Take each line that has the word "JSON" and return it.

• Information provided:
==*==

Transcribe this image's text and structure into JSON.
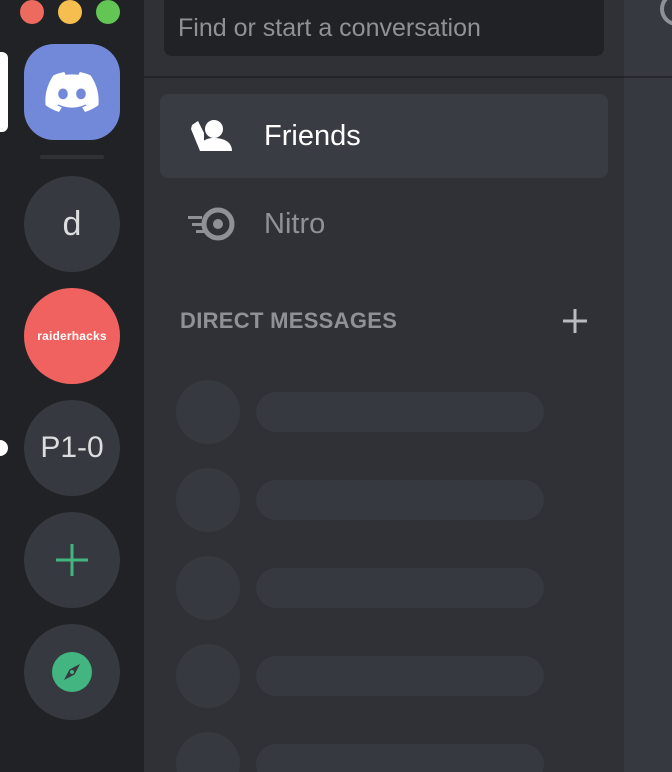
{
  "window": {
    "controls": [
      "close",
      "minimize",
      "zoom"
    ]
  },
  "servers": [
    {
      "name": "home",
      "icon": "discord-logo-icon",
      "color": "#7289da"
    },
    {
      "name": "d",
      "label": "d",
      "color": "#36393f"
    },
    {
      "name": "raiderhacks",
      "label": "raiderhacks",
      "color": "#f0625f"
    },
    {
      "name": "p1-0",
      "label": "P1-0",
      "color": "#36393f",
      "unread": true
    },
    {
      "name": "add-server",
      "icon": "plus-icon",
      "accent": "#43b581"
    },
    {
      "name": "explore",
      "icon": "compass-icon",
      "accent": "#43b581"
    }
  ],
  "search": {
    "placeholder": "Find or start a conversation"
  },
  "nav": {
    "friends_label": "Friends",
    "nitro_label": "Nitro"
  },
  "direct_messages": {
    "title": "DIRECT MESSAGES",
    "add_icon": "plus-icon"
  },
  "colors": {
    "blurple": "#7289da",
    "green": "#43b581",
    "raider": "#f0625f",
    "rail": "#202225",
    "sidebar": "#2f3136",
    "main": "#36393f"
  }
}
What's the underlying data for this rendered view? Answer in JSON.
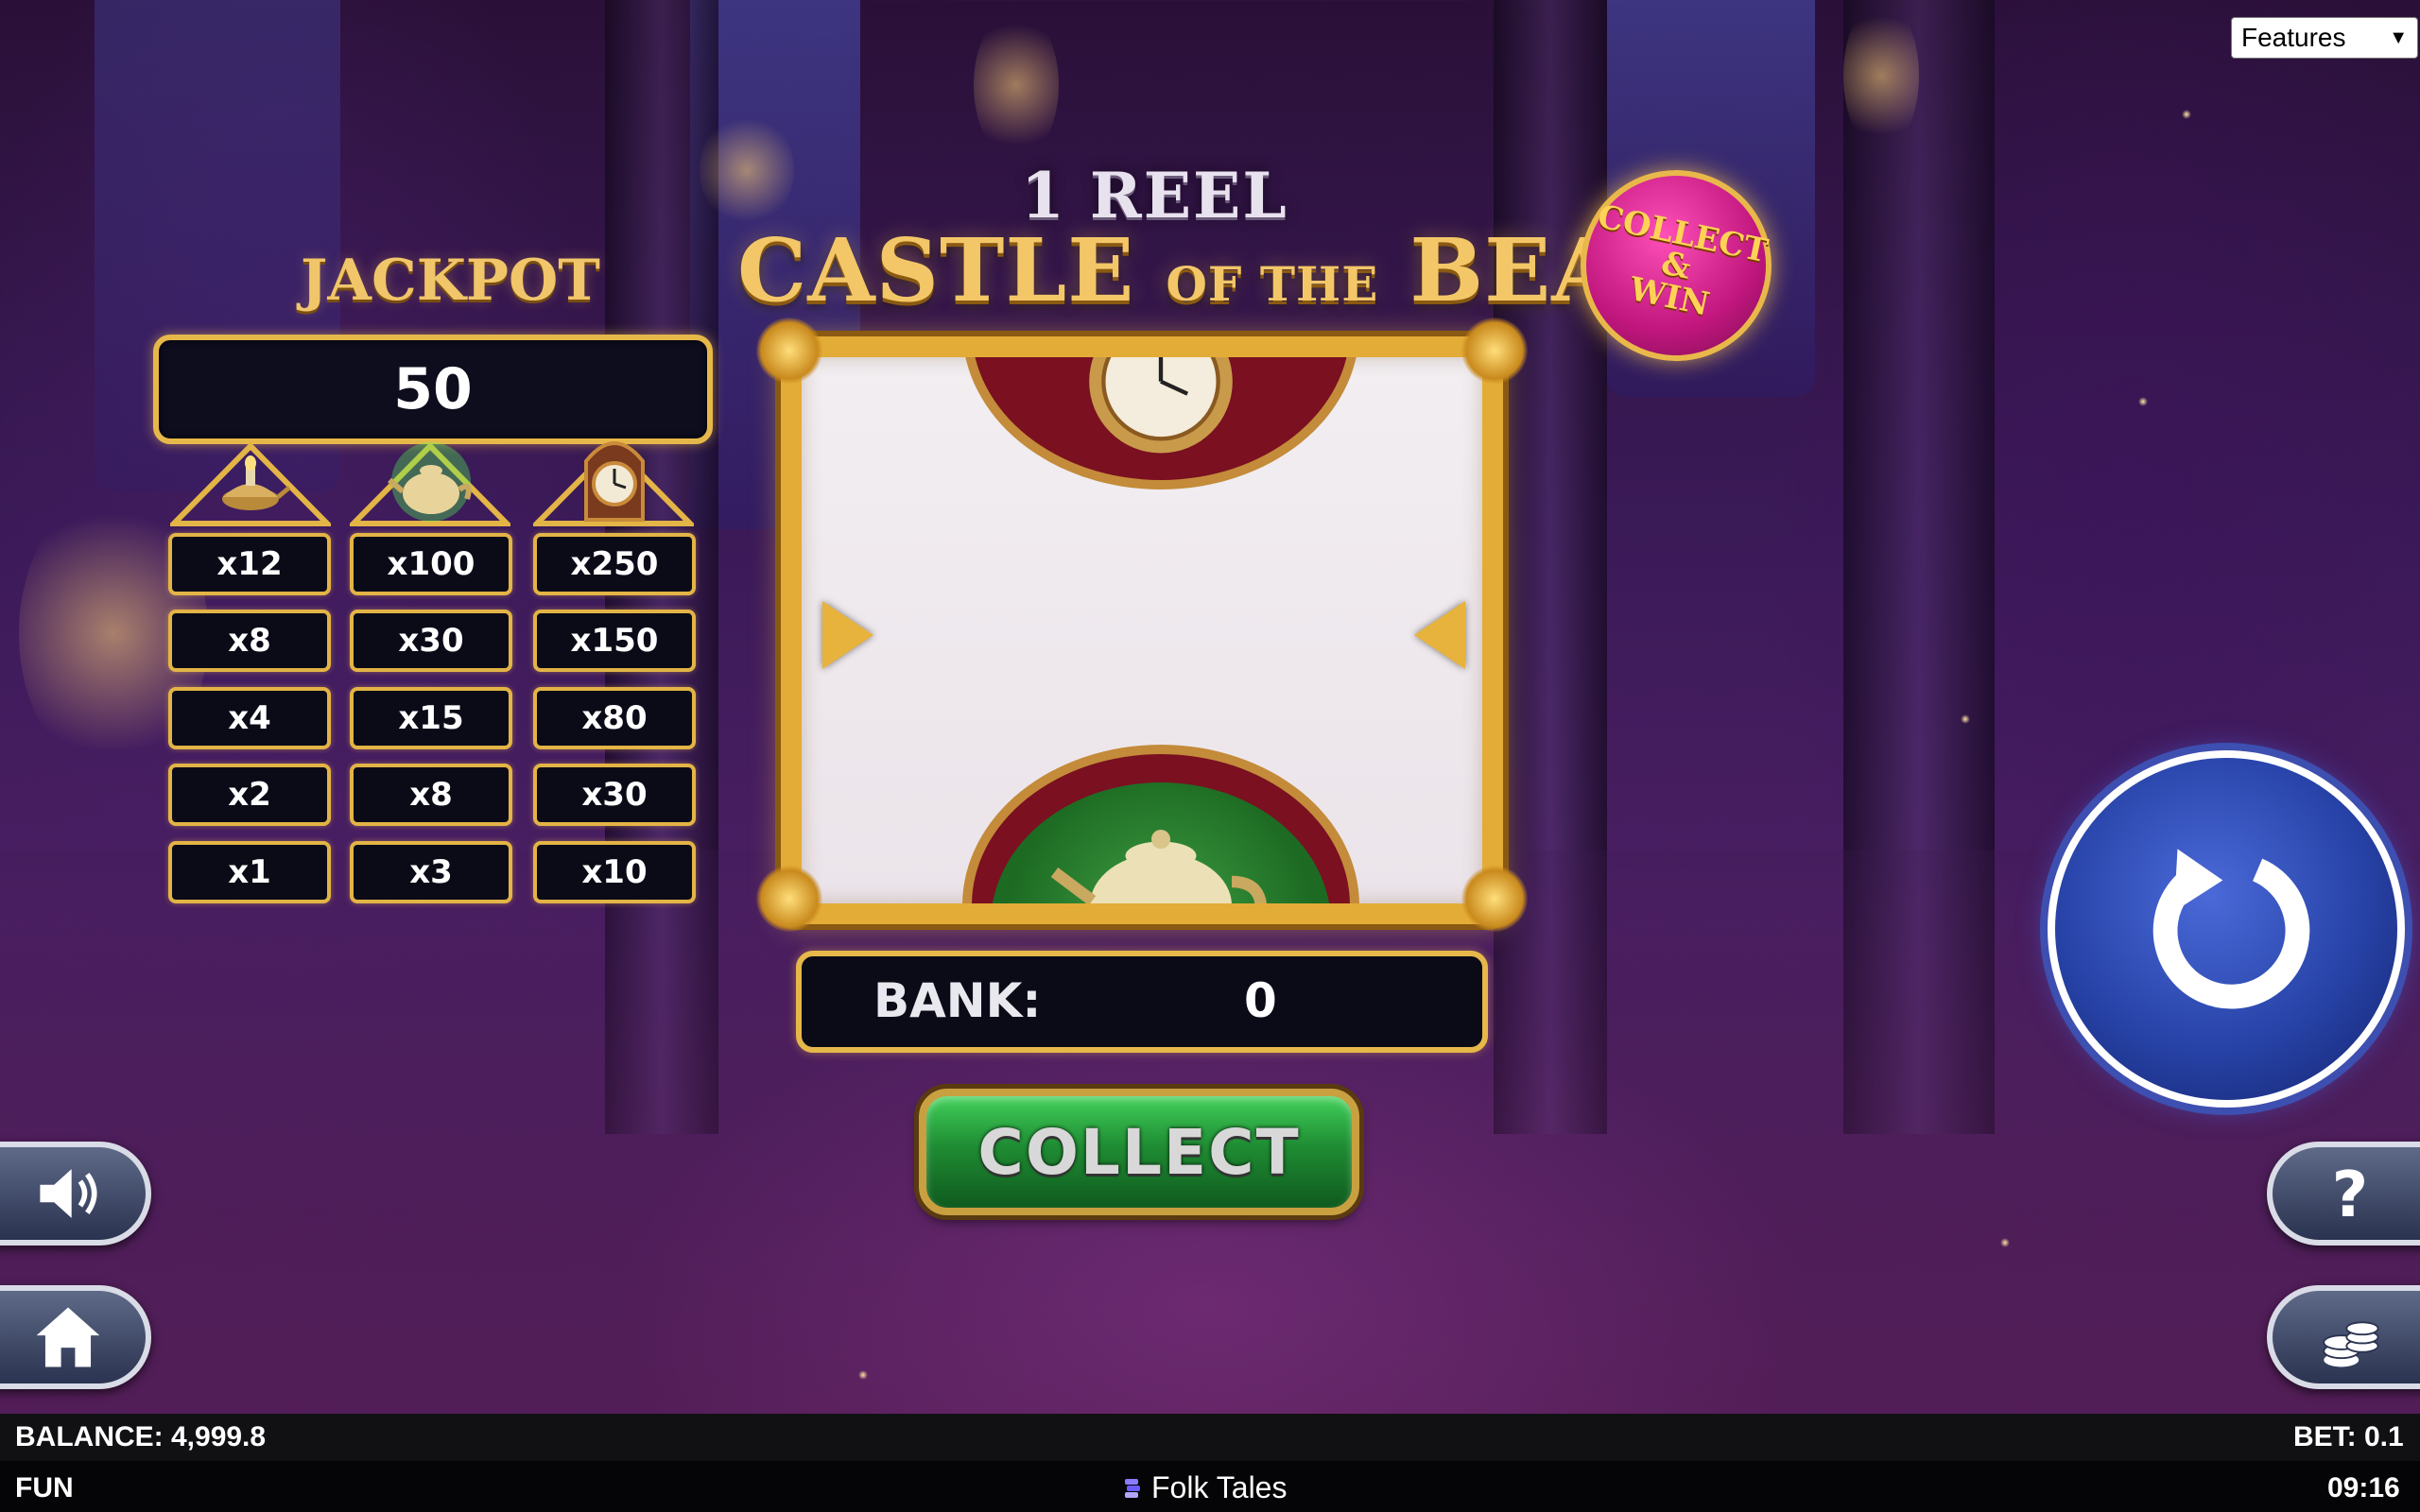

==*==

• Result below:
Transcribe this image's text and structure into JSON.
What's the underlying data for this rendered view? Answer in JSON.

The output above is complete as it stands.